(Part of a data file)
--
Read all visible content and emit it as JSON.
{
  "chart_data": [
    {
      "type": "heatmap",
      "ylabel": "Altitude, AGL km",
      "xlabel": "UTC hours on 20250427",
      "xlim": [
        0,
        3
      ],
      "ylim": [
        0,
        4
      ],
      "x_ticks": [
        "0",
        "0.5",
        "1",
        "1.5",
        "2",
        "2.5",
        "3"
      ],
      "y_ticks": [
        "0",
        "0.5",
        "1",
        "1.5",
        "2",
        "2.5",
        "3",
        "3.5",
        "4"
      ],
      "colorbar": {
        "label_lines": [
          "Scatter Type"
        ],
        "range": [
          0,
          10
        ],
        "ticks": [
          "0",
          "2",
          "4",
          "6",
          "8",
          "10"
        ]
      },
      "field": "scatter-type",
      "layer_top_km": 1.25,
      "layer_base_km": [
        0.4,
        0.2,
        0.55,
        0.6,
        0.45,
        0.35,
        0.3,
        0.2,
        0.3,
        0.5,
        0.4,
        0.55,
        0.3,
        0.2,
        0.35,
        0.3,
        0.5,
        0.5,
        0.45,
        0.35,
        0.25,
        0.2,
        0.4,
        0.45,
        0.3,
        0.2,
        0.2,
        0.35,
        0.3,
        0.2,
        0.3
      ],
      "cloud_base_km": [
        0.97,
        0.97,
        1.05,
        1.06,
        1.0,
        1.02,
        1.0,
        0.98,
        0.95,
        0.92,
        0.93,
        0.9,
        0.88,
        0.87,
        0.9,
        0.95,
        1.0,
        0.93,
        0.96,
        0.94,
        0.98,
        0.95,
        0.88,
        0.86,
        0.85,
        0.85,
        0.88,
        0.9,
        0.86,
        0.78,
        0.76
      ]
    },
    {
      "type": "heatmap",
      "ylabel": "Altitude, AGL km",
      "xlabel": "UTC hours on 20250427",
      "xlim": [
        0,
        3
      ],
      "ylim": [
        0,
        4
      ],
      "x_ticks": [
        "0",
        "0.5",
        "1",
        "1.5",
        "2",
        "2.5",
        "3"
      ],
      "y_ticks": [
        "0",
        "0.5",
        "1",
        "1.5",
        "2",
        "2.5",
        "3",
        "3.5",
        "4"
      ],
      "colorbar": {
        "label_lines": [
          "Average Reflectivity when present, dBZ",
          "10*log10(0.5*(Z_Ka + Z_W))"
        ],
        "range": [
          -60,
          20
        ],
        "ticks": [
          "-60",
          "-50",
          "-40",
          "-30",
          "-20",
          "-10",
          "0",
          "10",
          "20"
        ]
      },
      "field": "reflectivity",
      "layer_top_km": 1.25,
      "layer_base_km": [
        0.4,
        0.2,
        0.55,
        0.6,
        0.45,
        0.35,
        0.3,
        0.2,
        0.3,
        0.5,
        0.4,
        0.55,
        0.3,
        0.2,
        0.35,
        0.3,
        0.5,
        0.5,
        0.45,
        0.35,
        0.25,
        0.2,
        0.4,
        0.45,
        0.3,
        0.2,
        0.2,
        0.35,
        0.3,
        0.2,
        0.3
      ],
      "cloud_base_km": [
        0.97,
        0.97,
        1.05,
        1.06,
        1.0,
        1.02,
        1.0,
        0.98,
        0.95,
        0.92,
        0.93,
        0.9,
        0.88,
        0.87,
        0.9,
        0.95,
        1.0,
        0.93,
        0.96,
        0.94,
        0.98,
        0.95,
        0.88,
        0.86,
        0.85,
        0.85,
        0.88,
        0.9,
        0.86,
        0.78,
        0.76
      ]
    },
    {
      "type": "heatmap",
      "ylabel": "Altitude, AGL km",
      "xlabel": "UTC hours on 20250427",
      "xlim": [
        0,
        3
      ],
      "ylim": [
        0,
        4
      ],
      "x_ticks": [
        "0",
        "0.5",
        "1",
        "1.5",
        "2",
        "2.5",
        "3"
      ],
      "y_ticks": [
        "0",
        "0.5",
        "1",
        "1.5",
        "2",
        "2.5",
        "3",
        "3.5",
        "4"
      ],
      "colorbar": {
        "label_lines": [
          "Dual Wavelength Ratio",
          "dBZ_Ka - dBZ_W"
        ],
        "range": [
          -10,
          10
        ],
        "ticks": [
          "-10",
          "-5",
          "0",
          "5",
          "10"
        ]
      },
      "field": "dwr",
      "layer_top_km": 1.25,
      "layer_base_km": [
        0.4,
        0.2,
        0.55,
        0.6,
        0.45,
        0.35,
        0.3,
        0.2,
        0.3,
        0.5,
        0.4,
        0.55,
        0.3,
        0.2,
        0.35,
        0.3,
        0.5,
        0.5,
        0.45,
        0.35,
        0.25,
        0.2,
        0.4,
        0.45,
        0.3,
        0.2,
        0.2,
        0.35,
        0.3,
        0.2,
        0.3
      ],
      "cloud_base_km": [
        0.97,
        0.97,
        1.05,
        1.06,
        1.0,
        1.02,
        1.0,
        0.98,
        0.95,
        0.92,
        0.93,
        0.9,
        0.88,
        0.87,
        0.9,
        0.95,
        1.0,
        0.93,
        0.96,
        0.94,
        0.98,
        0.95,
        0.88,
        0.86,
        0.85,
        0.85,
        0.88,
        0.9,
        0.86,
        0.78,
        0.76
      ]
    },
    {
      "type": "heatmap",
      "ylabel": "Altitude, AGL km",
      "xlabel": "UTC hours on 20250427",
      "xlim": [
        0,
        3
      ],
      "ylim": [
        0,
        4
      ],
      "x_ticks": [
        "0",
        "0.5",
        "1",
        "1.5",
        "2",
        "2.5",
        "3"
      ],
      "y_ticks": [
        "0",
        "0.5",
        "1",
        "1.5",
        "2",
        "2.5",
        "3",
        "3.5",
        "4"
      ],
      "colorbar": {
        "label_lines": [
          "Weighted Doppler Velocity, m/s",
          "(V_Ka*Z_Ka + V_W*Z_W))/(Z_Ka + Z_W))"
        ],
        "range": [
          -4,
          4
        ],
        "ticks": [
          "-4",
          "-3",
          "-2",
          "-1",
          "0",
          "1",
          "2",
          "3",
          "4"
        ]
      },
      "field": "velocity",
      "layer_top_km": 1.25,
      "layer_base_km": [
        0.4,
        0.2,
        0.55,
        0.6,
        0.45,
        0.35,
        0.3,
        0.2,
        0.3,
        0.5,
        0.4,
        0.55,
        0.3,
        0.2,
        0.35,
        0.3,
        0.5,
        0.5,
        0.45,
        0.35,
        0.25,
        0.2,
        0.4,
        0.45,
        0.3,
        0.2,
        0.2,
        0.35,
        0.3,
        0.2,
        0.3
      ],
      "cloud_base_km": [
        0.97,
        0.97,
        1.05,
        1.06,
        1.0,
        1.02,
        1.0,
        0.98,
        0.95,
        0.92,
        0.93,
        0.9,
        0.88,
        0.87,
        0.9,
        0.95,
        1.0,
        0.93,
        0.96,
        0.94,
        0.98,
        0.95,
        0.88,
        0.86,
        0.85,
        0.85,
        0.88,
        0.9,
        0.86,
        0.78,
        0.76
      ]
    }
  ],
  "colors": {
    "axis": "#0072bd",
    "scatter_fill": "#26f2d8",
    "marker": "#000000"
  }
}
--
Task objective: Can you reproduce all the material exactly?

In response:
Read all visible content and emit it as JSON.
{
  "chart_data": [
    {
      "type": "heatmap",
      "ylabel": "Altitude, AGL km",
      "xlabel": "UTC hours on 20250427",
      "xlim": [
        0,
        3
      ],
      "ylim": [
        0,
        4
      ],
      "x_ticks": [
        "0",
        "0.5",
        "1",
        "1.5",
        "2",
        "2.5",
        "3"
      ],
      "y_ticks": [
        "0",
        "0.5",
        "1",
        "1.5",
        "2",
        "2.5",
        "3",
        "3.5",
        "4"
      ],
      "colorbar": {
        "label_lines": [
          "Scatter Type"
        ],
        "range": [
          0,
          10
        ],
        "ticks": [
          "0",
          "2",
          "4",
          "6",
          "8",
          "10"
        ]
      },
      "field": "scatter-type",
      "layer_top_km": 1.25,
      "layer_base_km": [
        0.4,
        0.2,
        0.55,
        0.6,
        0.45,
        0.35,
        0.3,
        0.2,
        0.3,
        0.5,
        0.4,
        0.55,
        0.3,
        0.2,
        0.35,
        0.3,
        0.5,
        0.5,
        0.45,
        0.35,
        0.25,
        0.2,
        0.4,
        0.45,
        0.3,
        0.2,
        0.2,
        0.35,
        0.3,
        0.2,
        0.3
      ],
      "cloud_base_km": [
        0.97,
        0.97,
        1.05,
        1.06,
        1.0,
        1.02,
        1.0,
        0.98,
        0.95,
        0.92,
        0.93,
        0.9,
        0.88,
        0.87,
        0.9,
        0.95,
        1.0,
        0.93,
        0.96,
        0.94,
        0.98,
        0.95,
        0.88,
        0.86,
        0.85,
        0.85,
        0.88,
        0.9,
        0.86,
        0.78,
        0.76
      ]
    },
    {
      "type": "heatmap",
      "ylabel": "Altitude, AGL km",
      "xlabel": "UTC hours on 20250427",
      "xlim": [
        0,
        3
      ],
      "ylim": [
        0,
        4
      ],
      "x_ticks": [
        "0",
        "0.5",
        "1",
        "1.5",
        "2",
        "2.5",
        "3"
      ],
      "y_ticks": [
        "0",
        "0.5",
        "1",
        "1.5",
        "2",
        "2.5",
        "3",
        "3.5",
        "4"
      ],
      "colorbar": {
        "label_lines": [
          "Average Reflectivity when present, dBZ",
          "10*log10(0.5*(Z_Ka + Z_W))"
        ],
        "range": [
          -60,
          20
        ],
        "ticks": [
          "-60",
          "-50",
          "-40",
          "-30",
          "-20",
          "-10",
          "0",
          "10",
          "20"
        ]
      },
      "field": "reflectivity",
      "layer_top_km": 1.25,
      "layer_base_km": [
        0.4,
        0.2,
        0.55,
        0.6,
        0.45,
        0.35,
        0.3,
        0.2,
        0.3,
        0.5,
        0.4,
        0.55,
        0.3,
        0.2,
        0.35,
        0.3,
        0.5,
        0.5,
        0.45,
        0.35,
        0.25,
        0.2,
        0.4,
        0.45,
        0.3,
        0.2,
        0.2,
        0.35,
        0.3,
        0.2,
        0.3
      ],
      "cloud_base_km": [
        0.97,
        0.97,
        1.05,
        1.06,
        1.0,
        1.02,
        1.0,
        0.98,
        0.95,
        0.92,
        0.93,
        0.9,
        0.88,
        0.87,
        0.9,
        0.95,
        1.0,
        0.93,
        0.96,
        0.94,
        0.98,
        0.95,
        0.88,
        0.86,
        0.85,
        0.85,
        0.88,
        0.9,
        0.86,
        0.78,
        0.76
      ]
    },
    {
      "type": "heatmap",
      "ylabel": "Altitude, AGL km",
      "xlabel": "UTC hours on 20250427",
      "xlim": [
        0,
        3
      ],
      "ylim": [
        0,
        4
      ],
      "x_ticks": [
        "0",
        "0.5",
        "1",
        "1.5",
        "2",
        "2.5",
        "3"
      ],
      "y_ticks": [
        "0",
        "0.5",
        "1",
        "1.5",
        "2",
        "2.5",
        "3",
        "3.5",
        "4"
      ],
      "colorbar": {
        "label_lines": [
          "Dual Wavelength Ratio",
          "dBZ_Ka - dBZ_W"
        ],
        "range": [
          -10,
          10
        ],
        "ticks": [
          "-10",
          "-5",
          "0",
          "5",
          "10"
        ]
      },
      "field": "dwr",
      "layer_top_km": 1.25,
      "layer_base_km": [
        0.4,
        0.2,
        0.55,
        0.6,
        0.45,
        0.35,
        0.3,
        0.2,
        0.3,
        0.5,
        0.4,
        0.55,
        0.3,
        0.2,
        0.35,
        0.3,
        0.5,
        0.5,
        0.45,
        0.35,
        0.25,
        0.2,
        0.4,
        0.45,
        0.3,
        0.2,
        0.2,
        0.35,
        0.3,
        0.2,
        0.3
      ],
      "cloud_base_km": [
        0.97,
        0.97,
        1.05,
        1.06,
        1.0,
        1.02,
        1.0,
        0.98,
        0.95,
        0.92,
        0.93,
        0.9,
        0.88,
        0.87,
        0.9,
        0.95,
        1.0,
        0.93,
        0.96,
        0.94,
        0.98,
        0.95,
        0.88,
        0.86,
        0.85,
        0.85,
        0.88,
        0.9,
        0.86,
        0.78,
        0.76
      ]
    },
    {
      "type": "heatmap",
      "ylabel": "Altitude, AGL km",
      "xlabel": "UTC hours on 20250427",
      "xlim": [
        0,
        3
      ],
      "ylim": [
        0,
        4
      ],
      "x_ticks": [
        "0",
        "0.5",
        "1",
        "1.5",
        "2",
        "2.5",
        "3"
      ],
      "y_ticks": [
        "0",
        "0.5",
        "1",
        "1.5",
        "2",
        "2.5",
        "3",
        "3.5",
        "4"
      ],
      "colorbar": {
        "label_lines": [
          "Weighted Doppler Velocity, m/s",
          "(V_Ka*Z_Ka + V_W*Z_W))/(Z_Ka + Z_W))"
        ],
        "range": [
          -4,
          4
        ],
        "ticks": [
          "-4",
          "-3",
          "-2",
          "-1",
          "0",
          "1",
          "2",
          "3",
          "4"
        ]
      },
      "field": "velocity",
      "layer_top_km": 1.25,
      "layer_base_km": [
        0.4,
        0.2,
        0.55,
        0.6,
        0.45,
        0.35,
        0.3,
        0.2,
        0.3,
        0.5,
        0.4,
        0.55,
        0.3,
        0.2,
        0.35,
        0.3,
        0.5,
        0.5,
        0.45,
        0.35,
        0.25,
        0.2,
        0.4,
        0.45,
        0.3,
        0.2,
        0.2,
        0.35,
        0.3,
        0.2,
        0.3
      ],
      "cloud_base_km": [
        0.97,
        0.97,
        1.05,
        1.06,
        1.0,
        1.02,
        1.0,
        0.98,
        0.95,
        0.92,
        0.93,
        0.9,
        0.88,
        0.87,
        0.9,
        0.95,
        1.0,
        0.93,
        0.96,
        0.94,
        0.98,
        0.95,
        0.88,
        0.86,
        0.85,
        0.85,
        0.88,
        0.9,
        0.86,
        0.78,
        0.76
      ]
    }
  ],
  "colors": {
    "axis": "#0072bd",
    "scatter_fill": "#26f2d8",
    "marker": "#000000"
  }
}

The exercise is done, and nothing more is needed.